▶ _Work to do_: Set each entry down verbatim, omitting images.

▶ _Supplied material_:
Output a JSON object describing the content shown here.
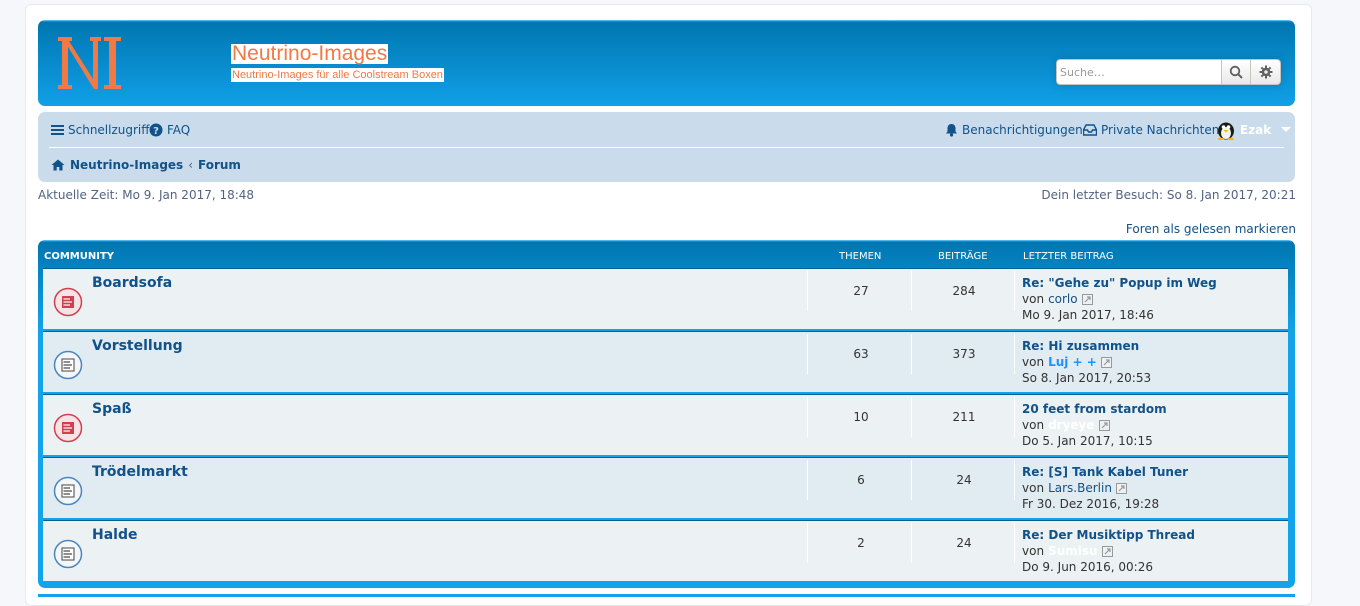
{
  "header": {
    "logo_icon": "ni-logo",
    "site_title": "Neutrino-Images",
    "site_description": "Neutrino-Images für alle Coolstream Boxen",
    "search": {
      "placeholder": "Suche…",
      "value": ""
    }
  },
  "nav": {
    "quicklinks_label": "Schnellzugriff",
    "faq_label": "FAQ",
    "notifications_label": "Benachrichtigungen",
    "pm_label": "Private Nachrichten",
    "user_name": "Ezak",
    "breadcrumbs": [
      "Neutrino-Images",
      "Forum"
    ]
  },
  "info": {
    "current_time": "Aktuelle Zeit: Mo 9. Jan 2017, 18:48",
    "last_visit": "Dein letzter Besuch: So 8. Jan 2017, 20:21",
    "mark_read": "Foren als gelesen markieren"
  },
  "forum_table": {
    "headers": {
      "category": "COMMUNITY",
      "topics": "THEMEN",
      "posts": "BEITRÄGE",
      "last_post": "LETZTER BEITRAG"
    },
    "rows": [
      {
        "title": "Boardsofa",
        "topics": "27",
        "posts": "284",
        "last_title": "Re: \"Gehe zu\" Popup im Weg",
        "by": "von",
        "author": "corlo",
        "time": "Mo 9. Jan 2017, 18:46",
        "unread": true
      },
      {
        "title": "Vorstellung",
        "topics": "63",
        "posts": "373",
        "last_title": "Re: Hi zusammen",
        "by": "von",
        "author": "Luj + +",
        "time": "So 8. Jan 2017, 20:53",
        "unread": false
      },
      {
        "title": "Spaß",
        "topics": "10",
        "posts": "211",
        "last_title": "20 feet from stardom",
        "by": "von",
        "author": "dryeye",
        "time": "Do 5. Jan 2017, 10:15",
        "unread": true
      },
      {
        "title": "Trödelmarkt",
        "topics": "6",
        "posts": "24",
        "last_title": "Re: [S] Tank Kabel Tuner",
        "by": "von",
        "author": "Lars.Berlin",
        "time": "Fr 30. Dez 2016, 19:28",
        "unread": false
      },
      {
        "title": "Halde",
        "topics": "2",
        "posts": "24",
        "last_title": "Re: Der Musiktipp Thread",
        "by": "von",
        "author": "Sumisu",
        "time": "Do 9. Jun 2016, 00:26",
        "unread": false
      }
    ]
  },
  "colors": {
    "accent": "#12a3eb",
    "link": "#105289",
    "logo": "#f07946",
    "unread_icon": "#d1404f",
    "read_icon": "#4b85c0"
  }
}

▶ _Written response_:
Output a JSON object describing the content shown here.
{
  "header": {
    "logo_icon": "ni-logo",
    "site_title": "Neutrino-Images",
    "site_description": "Neutrino-Images für alle Coolstream Boxen",
    "search": {
      "placeholder": "Suche…",
      "value": ""
    }
  },
  "nav": {
    "quicklinks_label": "Schnellzugriff",
    "faq_label": "FAQ",
    "notifications_label": "Benachrichtigungen",
    "pm_label": "Private Nachrichten",
    "user_name": "Ezak",
    "breadcrumbs": [
      "Neutrino-Images",
      "Forum"
    ]
  },
  "info": {
    "current_time": "Aktuelle Zeit: Mo 9. Jan 2017, 18:48",
    "last_visit": "Dein letzter Besuch: So 8. Jan 2017, 20:21",
    "mark_read": "Foren als gelesen markieren"
  },
  "forum_table": {
    "headers": {
      "category": "COMMUNITY",
      "topics": "THEMEN",
      "posts": "BEITRÄGE",
      "last_post": "LETZTER BEITRAG"
    },
    "rows": [
      {
        "title": "Boardsofa",
        "topics": "27",
        "posts": "284",
        "last_title": "Re: \"Gehe zu\" Popup im Weg",
        "by": "von",
        "author": "corlo",
        "time": "Mo 9. Jan 2017, 18:46",
        "unread": true
      },
      {
        "title": "Vorstellung",
        "topics": "63",
        "posts": "373",
        "last_title": "Re: Hi zusammen",
        "by": "von",
        "author": "Luj + +",
        "time": "So 8. Jan 2017, 20:53",
        "unread": false
      },
      {
        "title": "Spaß",
        "topics": "10",
        "posts": "211",
        "last_title": "20 feet from stardom",
        "by": "von",
        "author": "dryeye",
        "time": "Do 5. Jan 2017, 10:15",
        "unread": true
      },
      {
        "title": "Trödelmarkt",
        "topics": "6",
        "posts": "24",
        "last_title": "Re: [S] Tank Kabel Tuner",
        "by": "von",
        "author": "Lars.Berlin",
        "time": "Fr 30. Dez 2016, 19:28",
        "unread": false
      },
      {
        "title": "Halde",
        "topics": "2",
        "posts": "24",
        "last_title": "Re: Der Musiktipp Thread",
        "by": "von",
        "author": "Sumisu",
        "time": "Do 9. Jun 2016, 00:26",
        "unread": false
      }
    ]
  },
  "colors": {
    "accent": "#12a3eb",
    "link": "#105289",
    "logo": "#f07946",
    "unread_icon": "#d1404f",
    "read_icon": "#4b85c0"
  }
}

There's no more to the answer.